## Do this
What follows are records. Restate all of them word for word.

## Information given
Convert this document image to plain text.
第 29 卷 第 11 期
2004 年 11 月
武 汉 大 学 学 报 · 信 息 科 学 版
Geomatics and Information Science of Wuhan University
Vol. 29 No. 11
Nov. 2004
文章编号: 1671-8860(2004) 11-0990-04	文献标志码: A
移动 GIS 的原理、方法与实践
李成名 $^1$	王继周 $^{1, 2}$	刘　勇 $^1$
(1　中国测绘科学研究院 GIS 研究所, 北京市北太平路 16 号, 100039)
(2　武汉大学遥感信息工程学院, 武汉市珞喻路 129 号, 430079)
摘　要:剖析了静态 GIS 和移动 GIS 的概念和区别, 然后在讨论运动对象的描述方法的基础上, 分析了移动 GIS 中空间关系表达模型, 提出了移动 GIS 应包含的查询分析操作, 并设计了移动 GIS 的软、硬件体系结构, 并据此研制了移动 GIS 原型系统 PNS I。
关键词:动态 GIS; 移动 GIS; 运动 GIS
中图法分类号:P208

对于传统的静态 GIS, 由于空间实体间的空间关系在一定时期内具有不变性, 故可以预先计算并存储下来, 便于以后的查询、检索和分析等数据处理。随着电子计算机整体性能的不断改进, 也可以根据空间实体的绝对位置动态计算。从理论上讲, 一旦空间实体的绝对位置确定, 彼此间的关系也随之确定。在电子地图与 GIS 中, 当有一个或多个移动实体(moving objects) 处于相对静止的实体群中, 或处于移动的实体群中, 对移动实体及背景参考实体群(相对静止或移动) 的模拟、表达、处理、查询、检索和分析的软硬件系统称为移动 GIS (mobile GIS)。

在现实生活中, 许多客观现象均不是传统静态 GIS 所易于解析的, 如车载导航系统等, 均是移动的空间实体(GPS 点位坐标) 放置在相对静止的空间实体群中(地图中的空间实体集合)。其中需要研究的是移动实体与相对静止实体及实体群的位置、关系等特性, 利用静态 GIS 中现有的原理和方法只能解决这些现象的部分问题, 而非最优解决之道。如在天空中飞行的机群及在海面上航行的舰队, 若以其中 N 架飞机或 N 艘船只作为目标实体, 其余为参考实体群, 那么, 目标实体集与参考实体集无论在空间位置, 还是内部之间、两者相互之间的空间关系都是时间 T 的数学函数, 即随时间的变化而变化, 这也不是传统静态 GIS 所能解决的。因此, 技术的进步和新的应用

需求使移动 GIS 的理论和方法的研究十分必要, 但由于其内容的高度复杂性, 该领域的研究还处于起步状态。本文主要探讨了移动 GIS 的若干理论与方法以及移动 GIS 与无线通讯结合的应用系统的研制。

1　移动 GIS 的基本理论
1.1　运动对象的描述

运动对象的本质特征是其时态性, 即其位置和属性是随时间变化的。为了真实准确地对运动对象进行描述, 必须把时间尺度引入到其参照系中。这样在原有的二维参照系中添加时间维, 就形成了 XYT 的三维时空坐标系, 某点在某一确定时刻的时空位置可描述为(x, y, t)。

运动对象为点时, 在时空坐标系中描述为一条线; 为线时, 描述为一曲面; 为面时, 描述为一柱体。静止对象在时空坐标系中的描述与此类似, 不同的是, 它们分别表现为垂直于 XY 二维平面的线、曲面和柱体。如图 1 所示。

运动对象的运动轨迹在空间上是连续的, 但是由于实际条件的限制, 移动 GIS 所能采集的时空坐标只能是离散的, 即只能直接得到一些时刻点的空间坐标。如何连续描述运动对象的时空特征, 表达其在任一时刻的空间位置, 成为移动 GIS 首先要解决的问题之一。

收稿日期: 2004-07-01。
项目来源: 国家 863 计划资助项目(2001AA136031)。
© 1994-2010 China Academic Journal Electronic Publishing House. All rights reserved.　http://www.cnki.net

## Correct response
Convert this document image to plain text.
第 29 卷 第 11 期
2004 年 11 月
武 汉 大 学 学 报 · 信 息 科 学 版
Geomatics and Information Science of Wuhan University
Vol. 29 No. 11
Nov. 2004
文章编号: 1671-8860(2004) 11-0990-04	文献标志码: A
移动 GIS 的原理、方法与实践
李成名 $^1$	王继周 $^{1, 2}$	刘　勇 $^1$
(1　中国测绘科学研究院 GIS 研究所, 北京市北太平路 16 号, 100039)
(2　武汉大学遥感信息工程学院, 武汉市珞喻路 129 号, 430079)
摘　要:剖析了静态 GIS 和移动 GIS 的概念和区别, 然后在讨论运动对象的描述方法的基础上, 分析了移动 GIS 中空间关系表达模型, 提出了移动 GIS 应包含的查询分析操作, 并设计了移动 GIS 的软、硬件体系结构, 并据此研制了移动 GIS 原型系统 PNS I。
关键词:动态 GIS; 移动 GIS; 运动 GIS
中图法分类号:P208

对于传统的静态 GIS, 由于空间实体间的空间关系在一定时期内具有不变性, 故可以预先计算并存储下来, 便于以后的查询、检索和分析等数据处理。随着电子计算机整体性能的不断改进, 也可以根据空间实体的绝对位置动态计算。从理论上讲, 一旦空间实体的绝对位置确定, 彼此间的关系也随之确定。在电子地图与 GIS 中, 当有一个或多个移动实体(moving objects) 处于相对静止的实体群中, 或处于移动的实体群中, 对移动实体及背景参考实体群(相对静止或移动) 的模拟、表达、处理、查询、检索和分析的软硬件系统称为移动 GIS (mobile GIS)。

在现实生活中, 许多客观现象均不是传统静态 GIS 所易于解析的, 如车载导航系统等, 均是移动的空间实体(GPS 点位坐标) 放置在相对静止的空间实体群中(地图中的空间实体集合)。其中需要研究的是移动实体与相对静止实体及实体群的位置、关系等特性, 利用静态 GIS 中现有的原理和方法只能解决这些现象的部分问题, 而非最优解决之道。如在天空中飞行的机群及在海面上航行的舰队, 若以其中 N 架飞机或 N 艘船只作为目标实体, 其余为参考实体群, 那么, 目标实体集与参考实体集无论在空间位置, 还是内部之间、两者相互之间的空间关系都是时间 T 的数学函数, 即随时间的变化而变化, 这也不是传统静态 GIS 所能解决的。因此, 技术的进步和新的应用

需求使移动 GIS 的理论和方法的研究十分必要, 但由于其内容的高度复杂性, 该领域的研究还处于起步状态。本文主要探讨了移动 GIS 的若干理论与方法以及移动 GIS 与无线通讯结合的应用系统的研制。

1　移动 GIS 的基本理论
1.1　运动对象的描述

运动对象的本质特征是其时态性, 即其位置和属性是随时间变化的。为了真实准确地对运动对象进行描述, 必须把时间尺度引入到其参照系中。这样在原有的二维参照系中添加时间维, 就形成了 XYT 的三维时空坐标系, 某点在某一确定时刻的时空位置可描述为(x, y, t)。

运动对象为点时, 在时空坐标系中描述为一条线; 为线时, 描述为一曲面; 为面时, 描述为一柱体。静止对象在时空坐标系中的描述与此类似, 不同的是, 它们分别表现为垂直于 XY 二维平面的线、曲面和柱体。如图 1 所示。

运动对象的运动轨迹在空间上是连续的, 但是由于实际条件的限制, 移动 GIS 所能采集的时空坐标只能是离散的, 即只能直接得到一些时刻点的空间坐标。如何连续描述运动对象的时空特征, 表达其在任一时刻的空间位置, 成为移动 GIS 首先要解决的问题之一。

收稿日期: 2004-07-01。
项目来源: 国家 863 计划资助项目(2001AA136031)。
© 1994-2010 China Academic Journal Electronic Publishing House. All rights reserved.　http://www.cnki.net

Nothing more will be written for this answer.